## Directions for this task
Transcribe the records below exactly as they appear, omitting any pictures.

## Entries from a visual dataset
>>>

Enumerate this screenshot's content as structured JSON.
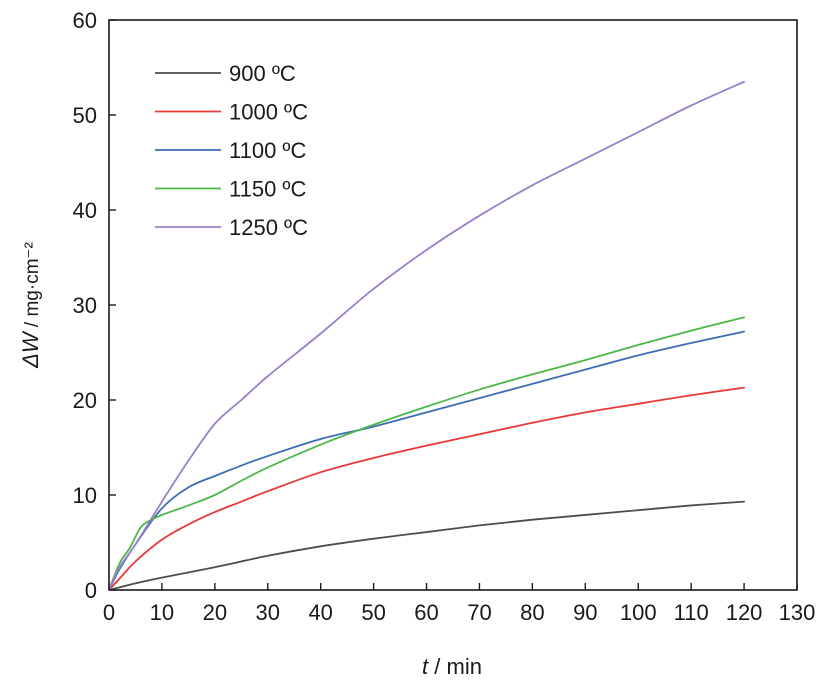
{
  "chart_data": {
    "type": "line",
    "xlabel_var": "t",
    "xlabel_unit": " / min",
    "ylabel_var": "ΔW",
    "ylabel_unit": " / mg·cm⁻²",
    "xlim": [
      0,
      130
    ],
    "ylim": [
      0,
      60
    ],
    "xticks": [
      0,
      10,
      20,
      30,
      40,
      50,
      60,
      70,
      80,
      90,
      100,
      110,
      120,
      130
    ],
    "yticks": [
      0,
      10,
      20,
      30,
      40,
      50,
      60
    ],
    "grid": false,
    "legend_position": "top-left",
    "series": [
      {
        "name": "900 ºC",
        "color": "#4d4d4d",
        "x": [
          0,
          5,
          10,
          20,
          30,
          40,
          50,
          60,
          70,
          80,
          90,
          100,
          110,
          120
        ],
        "y": [
          0,
          0.7,
          1.3,
          2.4,
          3.6,
          4.6,
          5.4,
          6.1,
          6.8,
          7.4,
          7.9,
          8.4,
          8.9,
          9.3
        ]
      },
      {
        "name": "1000 ºC",
        "color": "#e8393a",
        "x": [
          0,
          2,
          5,
          10,
          15,
          20,
          25,
          30,
          40,
          50,
          60,
          70,
          80,
          90,
          100,
          110,
          120
        ],
        "y": [
          0,
          1.2,
          3.0,
          5.3,
          6.9,
          8.2,
          9.3,
          10.4,
          12.4,
          13.9,
          15.2,
          16.4,
          17.6,
          18.7,
          19.6,
          20.5,
          21.3
        ]
      },
      {
        "name": "1100 ºC",
        "color": "#3d6db5",
        "x": [
          0,
          2,
          5,
          10,
          15,
          20,
          25,
          30,
          40,
          50,
          60,
          70,
          80,
          90,
          100,
          110,
          120
        ],
        "y": [
          0,
          2.2,
          4.8,
          8.6,
          10.8,
          12.0,
          13.1,
          14.1,
          15.9,
          17.2,
          18.7,
          20.2,
          21.7,
          23.2,
          24.7,
          26.0,
          27.2
        ]
      },
      {
        "name": "1150 ºC",
        "color": "#4cb848",
        "x": [
          0,
          2,
          4,
          6,
          8,
          10,
          15,
          20,
          25,
          30,
          40,
          50,
          60,
          70,
          80,
          90,
          100,
          110,
          120
        ],
        "y": [
          0,
          2.8,
          4.5,
          6.6,
          7.4,
          7.9,
          8.9,
          10.0,
          11.5,
          12.9,
          15.3,
          17.4,
          19.3,
          21.1,
          22.7,
          24.2,
          25.8,
          27.3,
          28.7
        ]
      },
      {
        "name": "1250 ºC",
        "color": "#9b7fcc",
        "x": [
          0,
          2,
          5,
          10,
          15,
          20,
          25,
          30,
          40,
          50,
          60,
          70,
          80,
          90,
          100,
          110,
          120
        ],
        "y": [
          0,
          2.4,
          4.8,
          9.3,
          13.6,
          17.5,
          20.0,
          22.5,
          27.0,
          31.7,
          35.8,
          39.4,
          42.6,
          45.4,
          48.2,
          51.0,
          53.5
        ]
      }
    ]
  }
}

<<<

## Result of this exercise
Enumerate this screenshot's content as structured JSON.
{
  "chart_data": {
    "type": "line",
    "xlabel_var": "t",
    "xlabel_unit": " / min",
    "ylabel_var": "ΔW",
    "ylabel_unit": " / mg·cm⁻²",
    "xlim": [
      0,
      130
    ],
    "ylim": [
      0,
      60
    ],
    "xticks": [
      0,
      10,
      20,
      30,
      40,
      50,
      60,
      70,
      80,
      90,
      100,
      110,
      120,
      130
    ],
    "yticks": [
      0,
      10,
      20,
      30,
      40,
      50,
      60
    ],
    "grid": false,
    "legend_position": "top-left",
    "series": [
      {
        "name": "900 ºC",
        "color": "#4d4d4d",
        "x": [
          0,
          5,
          10,
          20,
          30,
          40,
          50,
          60,
          70,
          80,
          90,
          100,
          110,
          120
        ],
        "y": [
          0,
          0.7,
          1.3,
          2.4,
          3.6,
          4.6,
          5.4,
          6.1,
          6.8,
          7.4,
          7.9,
          8.4,
          8.9,
          9.3
        ]
      },
      {
        "name": "1000 ºC",
        "color": "#e8393a",
        "x": [
          0,
          2,
          5,
          10,
          15,
          20,
          25,
          30,
          40,
          50,
          60,
          70,
          80,
          90,
          100,
          110,
          120
        ],
        "y": [
          0,
          1.2,
          3.0,
          5.3,
          6.9,
          8.2,
          9.3,
          10.4,
          12.4,
          13.9,
          15.2,
          16.4,
          17.6,
          18.7,
          19.6,
          20.5,
          21.3
        ]
      },
      {
        "name": "1100 ºC",
        "color": "#3d6db5",
        "x": [
          0,
          2,
          5,
          10,
          15,
          20,
          25,
          30,
          40,
          50,
          60,
          70,
          80,
          90,
          100,
          110,
          120
        ],
        "y": [
          0,
          2.2,
          4.8,
          8.6,
          10.8,
          12.0,
          13.1,
          14.1,
          15.9,
          17.2,
          18.7,
          20.2,
          21.7,
          23.2,
          24.7,
          26.0,
          27.2
        ]
      },
      {
        "name": "1150 ºC",
        "color": "#4cb848",
        "x": [
          0,
          2,
          4,
          6,
          8,
          10,
          15,
          20,
          25,
          30,
          40,
          50,
          60,
          70,
          80,
          90,
          100,
          110,
          120
        ],
        "y": [
          0,
          2.8,
          4.5,
          6.6,
          7.4,
          7.9,
          8.9,
          10.0,
          11.5,
          12.9,
          15.3,
          17.4,
          19.3,
          21.1,
          22.7,
          24.2,
          25.8,
          27.3,
          28.7
        ]
      },
      {
        "name": "1250 ºC",
        "color": "#9b7fcc",
        "x": [
          0,
          2,
          5,
          10,
          15,
          20,
          25,
          30,
          40,
          50,
          60,
          70,
          80,
          90,
          100,
          110,
          120
        ],
        "y": [
          0,
          2.4,
          4.8,
          9.3,
          13.6,
          17.5,
          20.0,
          22.5,
          27.0,
          31.7,
          35.8,
          39.4,
          42.6,
          45.4,
          48.2,
          51.0,
          53.5
        ]
      }
    ]
  }
}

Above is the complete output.